Document segment>
----------------

Chief technology officer Justin Rattner is hosting this year’s show and tell and provides a glimpse of how Intel is spending its $6 billion-a-year research budget to come up with products that are scheduled to launch within a 5-year time frame.
Among a myriad of demonstrations raining down on attendees, we found three research areas to be especially noteworthy.
There is an undeniably excitement in the IT industry about visual computing and floating point acceleration, which could bring the most significant performance increases in virtually every computing area in more than a decade. Visual computing, according to Intel, will bring life-like 3-D environments, immediate, real-world analysis of video feeds and more natural ways for people to interact with their devices.
Applications falling into this segment - for example data input with your hand that is rendered and recognized via a webcam in real time, or speech recognition that is based on audio recognition as well a visual tracking of lip movements - require massive amounts of computing horsepower, which could be achieved either through tapping into the floating point performance of graphics cards or, in Intel’s strategy through much more capable x86 many-core architectures.
At its research day, Intel showed a future car application with cameras serving as eyes and multi-core processor-based computers as the brain. The company believes that future cars will be able to much more accurately identify other vehicles and pedestrians that are getting too close and alert drivers or take its own safe actions to prevent accidents.
The car demonstration took advantage of Intel’s Ct programming research, a C/C++ language extension created in Intel’s labs, which enabled the program to seamlessly scale from two to eight cores to conduct its accident prevention work without writing additional software code or compilers. At its very core, the programming approach is very similar to Nvidia’s CUDA technology, which also is based on C++ extensions and lets developers tap into massively parallel hardware via a high-level programming language.

----------------

Work to complete>
1. Answer these questions about the article on Intel's research day:
(a) How much does Intel spend on research each year?
(b) In the future car application, what serves as the eyes?
(c) How many cores could the car program scale across, according to the article?
2. Write the next few sentences of the article on Intel's research day, picking up after its final sentence.

Spatial annotation entries
----------------

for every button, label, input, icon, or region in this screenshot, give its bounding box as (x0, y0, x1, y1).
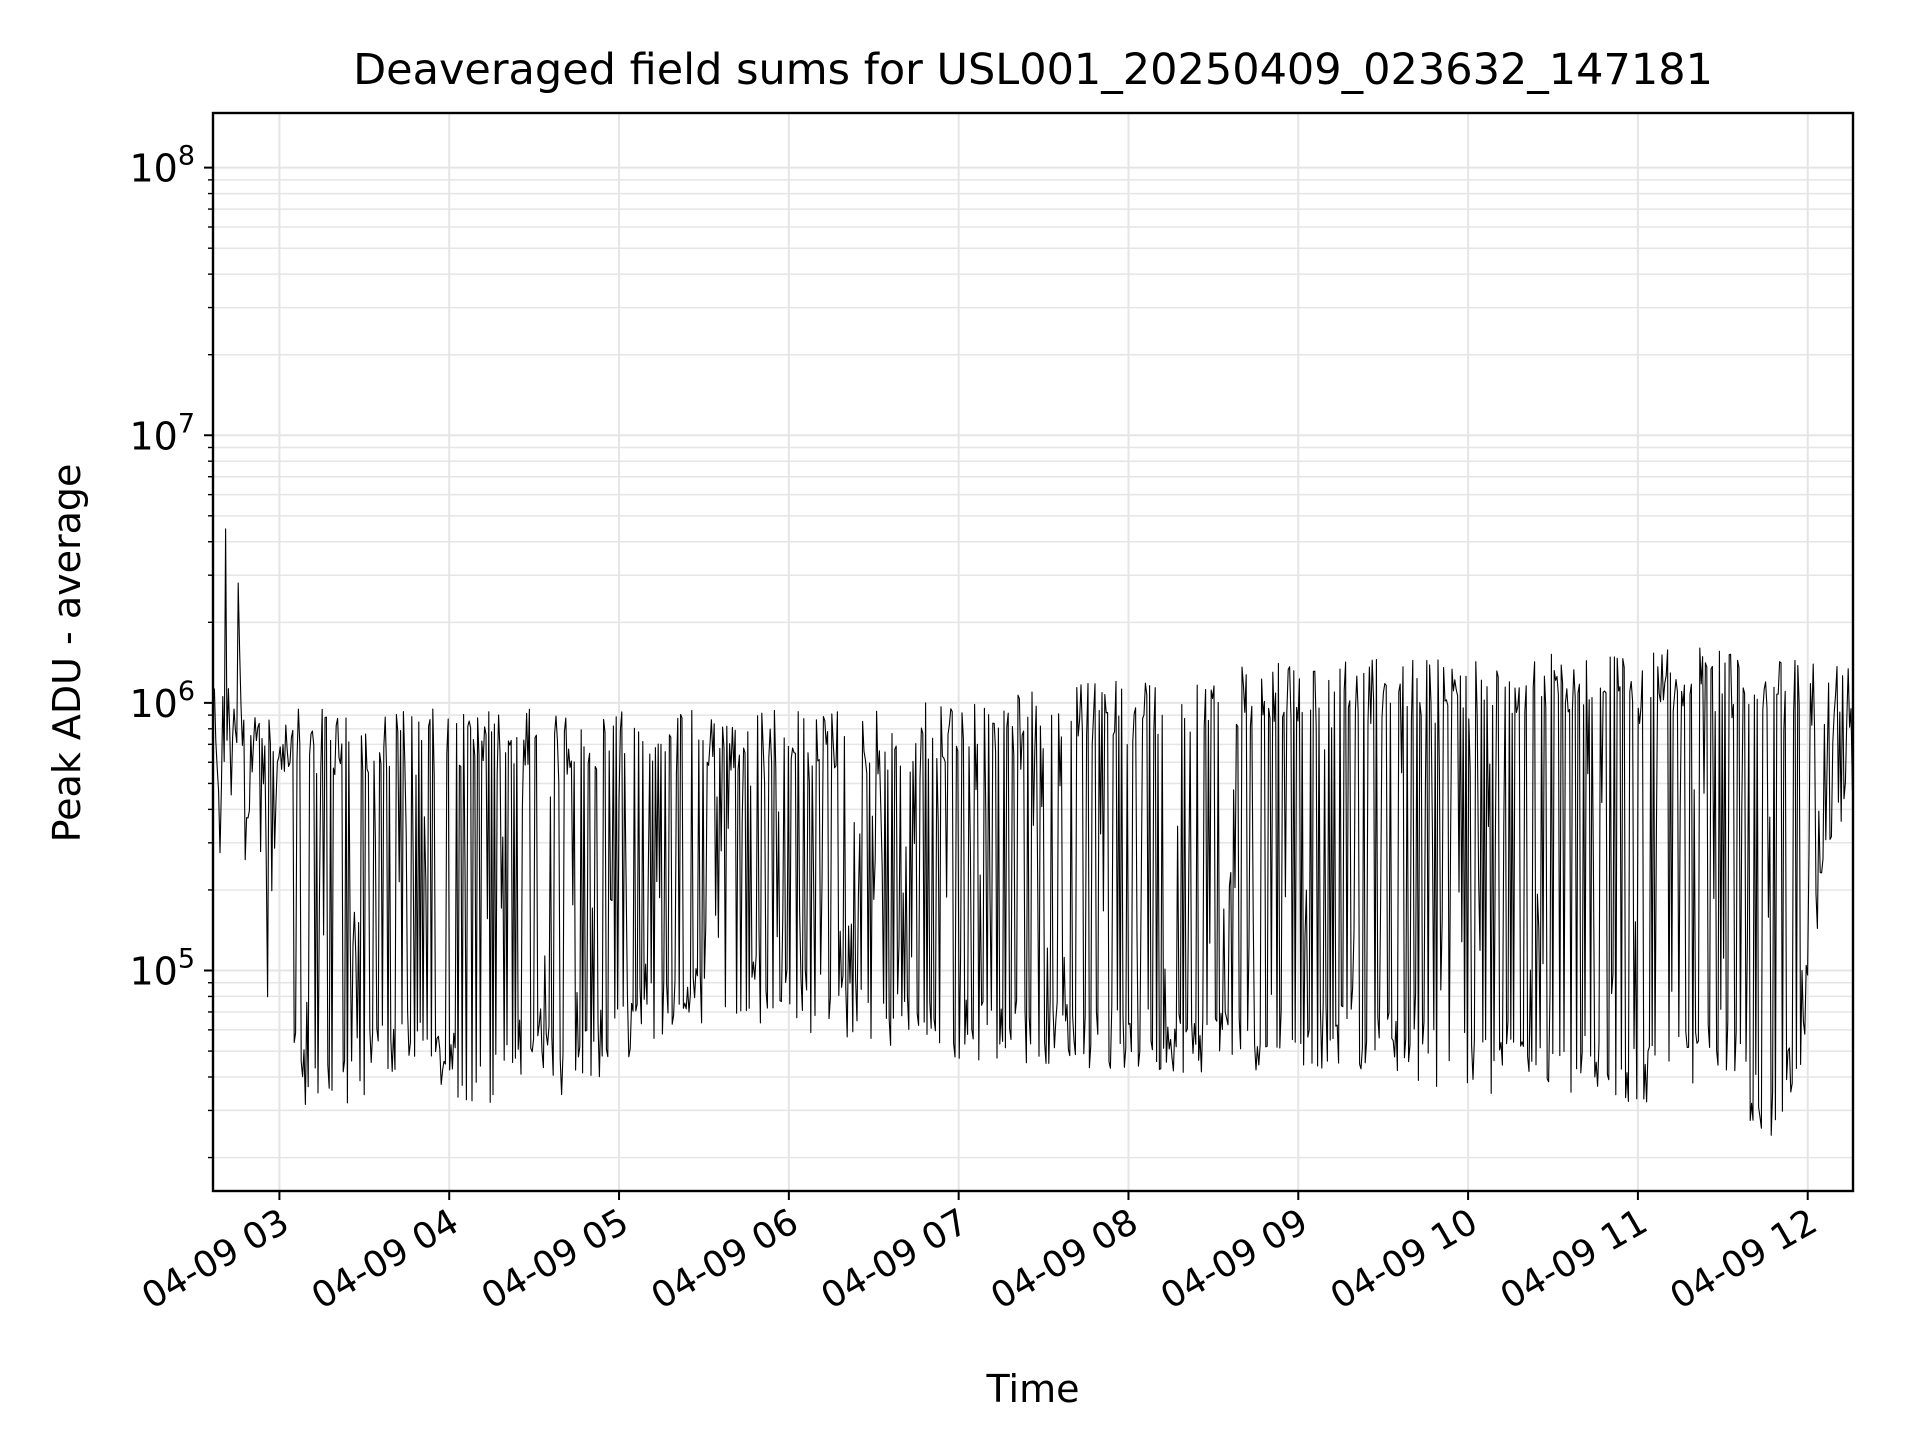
x-tick-label: 04-09 04 (305, 1201, 466, 1317)
x-axis-ticks: 04-09 03 04-09 04 04-09 05 04-09 06 04-09 07… (135, 1191, 1824, 1318)
y-tick-label: 107 (129, 408, 195, 458)
series-line (212, 528, 1853, 1136)
y-tick-label: 105 (129, 944, 195, 994)
x-tick-label: 04-09 08 (984, 1201, 1145, 1317)
x-tick-label: 04-09 03 (135, 1201, 296, 1317)
x-tick-label: 04-09 06 (645, 1201, 806, 1317)
x-tick-label: 04-09 07 (814, 1201, 975, 1317)
x-tick-label: 04-09 10 (1324, 1201, 1485, 1317)
plot-frame (211, 111, 1855, 1193)
y-axis-ticks: 105 106 107 108 (129, 141, 213, 1159)
y-tick-label: 106 (129, 676, 195, 726)
y-axis-label: Peak ADU - average (45, 464, 89, 843)
y-tick-label: 108 (129, 141, 195, 191)
x-tick-label: 04-09 12 (1664, 1201, 1825, 1317)
x-tick-label: 04-09 09 (1154, 1201, 1315, 1317)
x-tick-label: 04-09 05 (475, 1201, 636, 1317)
chart-title: Deaveraged field sums for USL001_2025040… (353, 45, 1713, 95)
x-tick-label: 04-09 11 (1494, 1201, 1655, 1317)
x-axis-label: Time (986, 1367, 1080, 1411)
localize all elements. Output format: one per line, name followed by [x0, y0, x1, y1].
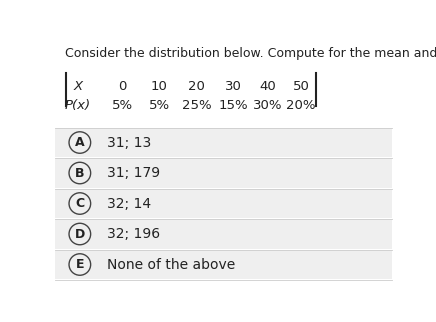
Text: 30%: 30%: [252, 99, 282, 112]
Text: E: E: [75, 258, 84, 271]
Text: None of the above: None of the above: [107, 258, 235, 271]
FancyBboxPatch shape: [54, 189, 392, 218]
Text: A: A: [75, 136, 85, 149]
Text: 0: 0: [118, 80, 126, 92]
Text: C: C: [75, 197, 85, 210]
Text: 20%: 20%: [286, 99, 316, 112]
FancyBboxPatch shape: [54, 219, 392, 249]
Text: D: D: [75, 228, 85, 241]
Text: X: X: [74, 80, 83, 92]
Text: 20: 20: [188, 80, 205, 92]
Text: 30: 30: [225, 80, 242, 92]
Text: 15%: 15%: [219, 99, 249, 112]
Text: P(x): P(x): [65, 99, 91, 112]
FancyBboxPatch shape: [54, 128, 392, 157]
Text: 10: 10: [151, 80, 168, 92]
Text: 32; 196: 32; 196: [107, 227, 160, 241]
Text: B: B: [75, 166, 85, 180]
Text: 31; 179: 31; 179: [107, 166, 160, 180]
Text: 5%: 5%: [149, 99, 170, 112]
Text: 50: 50: [293, 80, 310, 92]
Text: 5%: 5%: [112, 99, 133, 112]
Text: 31; 13: 31; 13: [107, 136, 151, 149]
Text: 25%: 25%: [182, 99, 211, 112]
FancyBboxPatch shape: [54, 158, 392, 188]
FancyBboxPatch shape: [54, 250, 392, 279]
Text: 32; 14: 32; 14: [107, 196, 151, 211]
Text: Consider the distribution below. Compute for the mean and variance.: Consider the distribution below. Compute…: [65, 47, 436, 60]
Text: 40: 40: [259, 80, 276, 92]
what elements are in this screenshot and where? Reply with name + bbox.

----------------

Results in order>
1.
(a) $6 billion a year.
(b) Cameras.
(c) From two to eight cores.

2.
On the other end of the spectrum, Intel has more thoughts how to make computing platforms much more efficient. More than eight years after the debut of Intel’s SpeedStep power management technology, the company outlined an idea to monitor changes in a computer’s operation and reduce power - or turn off entire portions of the system that are not in use such as the radio or USB ports. This idea is not completely new: Rattner has been talking publicly about this research since the 2005 Intel Developer Forum, when he told conference attendees that power management would be extended to the complete PC platform, including chipsets.
However, the company appears to be making progress as Intel claims early demonstrations of this work have shown power savings of more than 30% when a system is idle or lightly active. In the next few years, Intel researchers anticipate to extend these advancements and demonstrate reductions in power consumption of 50% in any usage scenario. The company believes this technology will impact all of its platforms, ranging from mobile Internet devices (MIDs) to servers.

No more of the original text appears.